## Objective
Using the records provided below, locate and copy each line that contains the word "labels".

## Task inputs
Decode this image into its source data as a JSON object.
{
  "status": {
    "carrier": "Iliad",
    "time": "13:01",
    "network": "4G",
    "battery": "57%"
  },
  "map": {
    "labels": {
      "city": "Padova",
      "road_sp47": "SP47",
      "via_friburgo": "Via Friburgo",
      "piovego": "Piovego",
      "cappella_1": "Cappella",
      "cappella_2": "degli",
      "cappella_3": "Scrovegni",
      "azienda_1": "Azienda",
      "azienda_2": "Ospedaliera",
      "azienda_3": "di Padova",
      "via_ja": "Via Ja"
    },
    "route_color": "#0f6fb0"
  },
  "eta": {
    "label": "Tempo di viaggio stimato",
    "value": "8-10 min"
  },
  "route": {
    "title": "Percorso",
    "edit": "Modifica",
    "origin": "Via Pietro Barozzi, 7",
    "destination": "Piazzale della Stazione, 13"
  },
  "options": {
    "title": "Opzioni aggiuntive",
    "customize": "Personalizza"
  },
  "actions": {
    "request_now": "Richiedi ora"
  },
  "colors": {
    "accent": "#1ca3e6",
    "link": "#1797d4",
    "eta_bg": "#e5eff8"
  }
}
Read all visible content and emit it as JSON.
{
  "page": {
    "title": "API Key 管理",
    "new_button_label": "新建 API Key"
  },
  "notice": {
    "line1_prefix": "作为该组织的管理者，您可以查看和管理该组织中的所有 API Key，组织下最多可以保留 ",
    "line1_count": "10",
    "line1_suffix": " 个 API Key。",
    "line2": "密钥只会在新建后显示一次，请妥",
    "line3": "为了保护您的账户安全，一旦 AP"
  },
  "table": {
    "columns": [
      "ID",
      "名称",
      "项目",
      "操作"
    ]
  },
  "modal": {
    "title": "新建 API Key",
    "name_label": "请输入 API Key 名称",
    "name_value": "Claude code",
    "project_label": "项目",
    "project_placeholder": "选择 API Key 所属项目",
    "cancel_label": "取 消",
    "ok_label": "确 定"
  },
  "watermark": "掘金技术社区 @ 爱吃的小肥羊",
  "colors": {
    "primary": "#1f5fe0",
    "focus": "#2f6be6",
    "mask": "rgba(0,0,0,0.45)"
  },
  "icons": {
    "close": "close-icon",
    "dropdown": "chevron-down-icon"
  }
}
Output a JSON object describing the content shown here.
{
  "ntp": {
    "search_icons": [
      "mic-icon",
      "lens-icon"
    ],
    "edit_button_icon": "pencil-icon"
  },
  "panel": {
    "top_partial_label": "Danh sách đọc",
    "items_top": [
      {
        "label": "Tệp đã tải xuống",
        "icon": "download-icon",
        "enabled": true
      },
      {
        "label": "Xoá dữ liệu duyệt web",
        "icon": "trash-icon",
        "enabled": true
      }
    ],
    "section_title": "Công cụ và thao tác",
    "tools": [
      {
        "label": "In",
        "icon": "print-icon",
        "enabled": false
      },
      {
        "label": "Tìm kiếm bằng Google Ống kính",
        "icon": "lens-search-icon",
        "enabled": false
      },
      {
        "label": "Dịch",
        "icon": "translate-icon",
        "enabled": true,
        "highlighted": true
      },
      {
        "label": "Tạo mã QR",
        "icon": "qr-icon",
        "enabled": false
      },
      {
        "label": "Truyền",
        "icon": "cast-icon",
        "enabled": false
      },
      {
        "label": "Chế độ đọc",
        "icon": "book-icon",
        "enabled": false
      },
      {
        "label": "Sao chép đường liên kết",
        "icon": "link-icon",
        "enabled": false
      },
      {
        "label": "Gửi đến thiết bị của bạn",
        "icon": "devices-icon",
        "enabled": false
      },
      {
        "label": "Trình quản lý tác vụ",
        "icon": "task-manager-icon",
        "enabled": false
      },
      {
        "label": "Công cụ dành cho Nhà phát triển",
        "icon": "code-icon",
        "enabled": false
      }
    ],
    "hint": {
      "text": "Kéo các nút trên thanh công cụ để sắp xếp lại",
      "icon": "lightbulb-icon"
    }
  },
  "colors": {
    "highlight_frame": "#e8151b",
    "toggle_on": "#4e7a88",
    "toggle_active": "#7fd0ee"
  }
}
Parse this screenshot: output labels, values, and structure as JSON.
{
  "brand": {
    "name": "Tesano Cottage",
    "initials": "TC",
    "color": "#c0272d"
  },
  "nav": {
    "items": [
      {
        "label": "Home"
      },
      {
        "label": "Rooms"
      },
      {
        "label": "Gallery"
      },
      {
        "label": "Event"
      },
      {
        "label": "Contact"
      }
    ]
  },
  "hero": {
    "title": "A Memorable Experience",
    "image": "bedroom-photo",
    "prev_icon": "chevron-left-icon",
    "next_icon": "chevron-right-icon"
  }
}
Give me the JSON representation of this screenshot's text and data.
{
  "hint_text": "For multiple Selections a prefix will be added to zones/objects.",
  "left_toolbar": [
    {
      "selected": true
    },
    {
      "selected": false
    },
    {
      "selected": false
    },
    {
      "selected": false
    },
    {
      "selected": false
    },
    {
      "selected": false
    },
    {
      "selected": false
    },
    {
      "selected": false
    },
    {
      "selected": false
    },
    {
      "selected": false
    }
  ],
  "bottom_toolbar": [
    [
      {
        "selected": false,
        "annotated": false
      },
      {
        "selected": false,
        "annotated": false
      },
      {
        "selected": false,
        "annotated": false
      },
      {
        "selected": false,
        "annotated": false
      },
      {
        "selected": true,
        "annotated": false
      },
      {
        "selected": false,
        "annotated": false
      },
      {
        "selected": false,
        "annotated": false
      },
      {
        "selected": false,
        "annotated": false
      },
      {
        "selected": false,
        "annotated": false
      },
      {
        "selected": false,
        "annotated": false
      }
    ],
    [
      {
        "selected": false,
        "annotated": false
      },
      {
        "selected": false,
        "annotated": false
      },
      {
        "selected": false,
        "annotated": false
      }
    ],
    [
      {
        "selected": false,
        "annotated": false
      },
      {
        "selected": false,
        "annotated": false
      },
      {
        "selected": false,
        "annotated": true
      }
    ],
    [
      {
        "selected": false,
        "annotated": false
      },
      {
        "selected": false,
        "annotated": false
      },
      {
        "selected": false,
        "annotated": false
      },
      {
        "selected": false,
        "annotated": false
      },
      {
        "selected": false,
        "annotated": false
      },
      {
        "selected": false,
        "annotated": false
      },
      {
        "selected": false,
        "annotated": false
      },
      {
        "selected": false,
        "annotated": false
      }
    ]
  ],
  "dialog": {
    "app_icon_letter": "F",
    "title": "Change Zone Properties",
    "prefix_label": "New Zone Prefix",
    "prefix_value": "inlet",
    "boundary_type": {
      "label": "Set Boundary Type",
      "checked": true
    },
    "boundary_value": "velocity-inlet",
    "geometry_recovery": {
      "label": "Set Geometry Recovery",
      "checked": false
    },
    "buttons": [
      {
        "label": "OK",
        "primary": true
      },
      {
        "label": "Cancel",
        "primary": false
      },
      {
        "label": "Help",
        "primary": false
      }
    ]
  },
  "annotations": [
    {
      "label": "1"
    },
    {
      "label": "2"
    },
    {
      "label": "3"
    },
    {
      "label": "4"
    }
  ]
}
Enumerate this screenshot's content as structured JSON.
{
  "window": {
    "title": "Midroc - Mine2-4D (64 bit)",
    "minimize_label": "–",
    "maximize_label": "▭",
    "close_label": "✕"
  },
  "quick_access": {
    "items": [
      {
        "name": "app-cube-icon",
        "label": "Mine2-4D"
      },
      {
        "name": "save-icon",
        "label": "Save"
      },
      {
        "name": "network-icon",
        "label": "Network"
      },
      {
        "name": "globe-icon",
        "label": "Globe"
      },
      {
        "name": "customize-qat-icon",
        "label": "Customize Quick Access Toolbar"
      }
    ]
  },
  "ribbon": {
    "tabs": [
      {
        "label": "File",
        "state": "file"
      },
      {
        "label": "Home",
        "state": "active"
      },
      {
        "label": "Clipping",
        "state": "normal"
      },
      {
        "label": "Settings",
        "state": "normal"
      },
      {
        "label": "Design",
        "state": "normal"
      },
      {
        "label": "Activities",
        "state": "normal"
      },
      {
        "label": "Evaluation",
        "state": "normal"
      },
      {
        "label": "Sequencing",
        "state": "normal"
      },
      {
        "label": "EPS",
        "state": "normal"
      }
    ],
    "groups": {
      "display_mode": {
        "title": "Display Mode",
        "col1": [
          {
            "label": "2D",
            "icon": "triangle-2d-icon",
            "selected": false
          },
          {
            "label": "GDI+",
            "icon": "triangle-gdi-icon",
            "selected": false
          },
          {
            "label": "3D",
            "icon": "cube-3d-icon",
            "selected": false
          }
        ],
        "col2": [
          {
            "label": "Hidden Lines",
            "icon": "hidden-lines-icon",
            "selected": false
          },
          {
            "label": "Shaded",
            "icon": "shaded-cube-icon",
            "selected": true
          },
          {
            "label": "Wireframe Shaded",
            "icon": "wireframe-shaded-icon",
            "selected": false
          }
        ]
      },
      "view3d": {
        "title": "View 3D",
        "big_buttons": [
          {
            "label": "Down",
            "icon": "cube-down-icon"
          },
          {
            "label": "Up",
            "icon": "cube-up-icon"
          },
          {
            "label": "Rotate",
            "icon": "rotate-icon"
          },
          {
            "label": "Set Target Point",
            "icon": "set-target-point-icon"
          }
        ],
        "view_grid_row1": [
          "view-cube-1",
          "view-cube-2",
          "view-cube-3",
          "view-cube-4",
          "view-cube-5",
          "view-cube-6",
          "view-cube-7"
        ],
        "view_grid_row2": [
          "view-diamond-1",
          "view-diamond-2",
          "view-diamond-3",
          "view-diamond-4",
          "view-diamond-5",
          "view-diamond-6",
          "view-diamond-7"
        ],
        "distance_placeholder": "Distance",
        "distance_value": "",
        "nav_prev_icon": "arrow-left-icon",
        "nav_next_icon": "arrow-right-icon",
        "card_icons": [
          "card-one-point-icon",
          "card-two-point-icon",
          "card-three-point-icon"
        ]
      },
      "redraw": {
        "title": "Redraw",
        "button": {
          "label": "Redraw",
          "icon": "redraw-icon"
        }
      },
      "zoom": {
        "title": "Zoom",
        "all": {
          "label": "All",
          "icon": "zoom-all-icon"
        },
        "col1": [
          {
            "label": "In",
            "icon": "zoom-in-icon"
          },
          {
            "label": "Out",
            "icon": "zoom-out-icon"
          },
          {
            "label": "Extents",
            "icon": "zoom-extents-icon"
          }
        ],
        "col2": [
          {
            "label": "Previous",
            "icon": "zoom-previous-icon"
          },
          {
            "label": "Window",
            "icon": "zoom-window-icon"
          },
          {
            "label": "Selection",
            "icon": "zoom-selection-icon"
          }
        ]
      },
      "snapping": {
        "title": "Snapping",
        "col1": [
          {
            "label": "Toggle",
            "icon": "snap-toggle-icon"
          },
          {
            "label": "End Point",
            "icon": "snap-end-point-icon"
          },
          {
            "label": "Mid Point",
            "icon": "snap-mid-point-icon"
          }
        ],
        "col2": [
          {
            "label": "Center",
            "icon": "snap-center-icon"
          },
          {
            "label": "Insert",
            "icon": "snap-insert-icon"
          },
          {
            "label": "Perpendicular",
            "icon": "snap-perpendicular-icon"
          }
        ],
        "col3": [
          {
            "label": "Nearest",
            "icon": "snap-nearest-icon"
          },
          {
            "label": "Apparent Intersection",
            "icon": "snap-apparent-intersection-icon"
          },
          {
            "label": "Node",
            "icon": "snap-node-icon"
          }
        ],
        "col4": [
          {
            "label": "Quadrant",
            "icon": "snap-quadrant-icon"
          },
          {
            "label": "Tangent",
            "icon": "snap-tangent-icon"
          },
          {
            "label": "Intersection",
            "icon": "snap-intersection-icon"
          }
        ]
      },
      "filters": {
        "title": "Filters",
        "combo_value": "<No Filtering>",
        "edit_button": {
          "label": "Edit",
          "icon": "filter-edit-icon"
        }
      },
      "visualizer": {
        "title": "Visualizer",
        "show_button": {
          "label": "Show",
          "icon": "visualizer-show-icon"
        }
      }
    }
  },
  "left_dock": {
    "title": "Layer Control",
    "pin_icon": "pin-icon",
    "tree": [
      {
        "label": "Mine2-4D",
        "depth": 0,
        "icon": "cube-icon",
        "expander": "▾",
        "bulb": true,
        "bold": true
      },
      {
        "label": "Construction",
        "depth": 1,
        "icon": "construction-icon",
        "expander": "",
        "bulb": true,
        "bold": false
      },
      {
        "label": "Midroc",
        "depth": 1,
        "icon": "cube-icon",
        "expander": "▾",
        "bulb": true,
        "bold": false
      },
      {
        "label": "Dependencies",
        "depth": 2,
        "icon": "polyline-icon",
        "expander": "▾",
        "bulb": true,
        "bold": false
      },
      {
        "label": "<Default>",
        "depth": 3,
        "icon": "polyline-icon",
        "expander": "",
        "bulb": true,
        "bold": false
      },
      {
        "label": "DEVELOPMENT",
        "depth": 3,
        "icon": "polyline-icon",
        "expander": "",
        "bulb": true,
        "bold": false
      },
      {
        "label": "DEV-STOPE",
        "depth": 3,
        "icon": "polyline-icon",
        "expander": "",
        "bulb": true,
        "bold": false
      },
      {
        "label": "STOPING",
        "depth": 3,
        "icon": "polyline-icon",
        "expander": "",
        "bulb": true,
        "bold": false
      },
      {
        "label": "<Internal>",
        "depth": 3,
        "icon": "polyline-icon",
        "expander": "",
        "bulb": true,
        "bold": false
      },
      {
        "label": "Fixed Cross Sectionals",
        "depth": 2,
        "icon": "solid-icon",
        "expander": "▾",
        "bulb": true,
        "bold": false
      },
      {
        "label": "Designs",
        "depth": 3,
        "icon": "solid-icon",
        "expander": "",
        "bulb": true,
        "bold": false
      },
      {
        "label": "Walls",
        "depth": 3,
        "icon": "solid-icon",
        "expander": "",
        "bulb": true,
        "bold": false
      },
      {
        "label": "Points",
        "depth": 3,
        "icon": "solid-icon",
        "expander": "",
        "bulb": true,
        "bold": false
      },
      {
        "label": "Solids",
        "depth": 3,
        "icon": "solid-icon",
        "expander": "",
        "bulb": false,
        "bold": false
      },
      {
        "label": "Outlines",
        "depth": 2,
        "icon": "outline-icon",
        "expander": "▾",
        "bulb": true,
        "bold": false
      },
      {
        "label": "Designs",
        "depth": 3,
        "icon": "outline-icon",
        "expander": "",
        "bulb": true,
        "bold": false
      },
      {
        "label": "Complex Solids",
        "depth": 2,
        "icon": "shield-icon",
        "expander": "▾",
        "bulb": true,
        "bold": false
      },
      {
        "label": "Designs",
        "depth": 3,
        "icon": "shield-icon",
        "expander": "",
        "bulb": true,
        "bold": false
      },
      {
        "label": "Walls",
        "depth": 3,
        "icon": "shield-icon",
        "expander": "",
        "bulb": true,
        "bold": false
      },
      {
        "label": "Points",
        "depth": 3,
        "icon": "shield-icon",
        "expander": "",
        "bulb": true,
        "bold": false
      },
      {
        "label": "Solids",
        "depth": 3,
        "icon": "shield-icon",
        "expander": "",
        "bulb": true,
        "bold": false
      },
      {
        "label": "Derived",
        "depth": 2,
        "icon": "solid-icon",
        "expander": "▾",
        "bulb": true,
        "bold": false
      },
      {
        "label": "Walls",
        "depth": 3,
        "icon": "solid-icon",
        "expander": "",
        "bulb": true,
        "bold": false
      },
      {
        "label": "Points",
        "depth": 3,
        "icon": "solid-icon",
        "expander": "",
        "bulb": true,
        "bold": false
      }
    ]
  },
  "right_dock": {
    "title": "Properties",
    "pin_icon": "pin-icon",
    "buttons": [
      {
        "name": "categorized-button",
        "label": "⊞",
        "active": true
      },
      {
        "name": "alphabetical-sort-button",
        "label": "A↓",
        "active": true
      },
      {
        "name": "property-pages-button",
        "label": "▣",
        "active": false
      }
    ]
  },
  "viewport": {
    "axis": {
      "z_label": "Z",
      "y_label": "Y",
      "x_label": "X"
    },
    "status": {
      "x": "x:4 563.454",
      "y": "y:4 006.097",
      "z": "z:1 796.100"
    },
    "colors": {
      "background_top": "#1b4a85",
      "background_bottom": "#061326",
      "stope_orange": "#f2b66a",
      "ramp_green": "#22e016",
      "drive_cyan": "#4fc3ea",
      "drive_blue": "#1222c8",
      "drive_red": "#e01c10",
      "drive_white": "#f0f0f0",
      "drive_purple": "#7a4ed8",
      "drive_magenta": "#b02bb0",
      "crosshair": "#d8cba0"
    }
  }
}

## Result
    "labels": {
Parse this screenshot: output labels, values, and structure as JSON.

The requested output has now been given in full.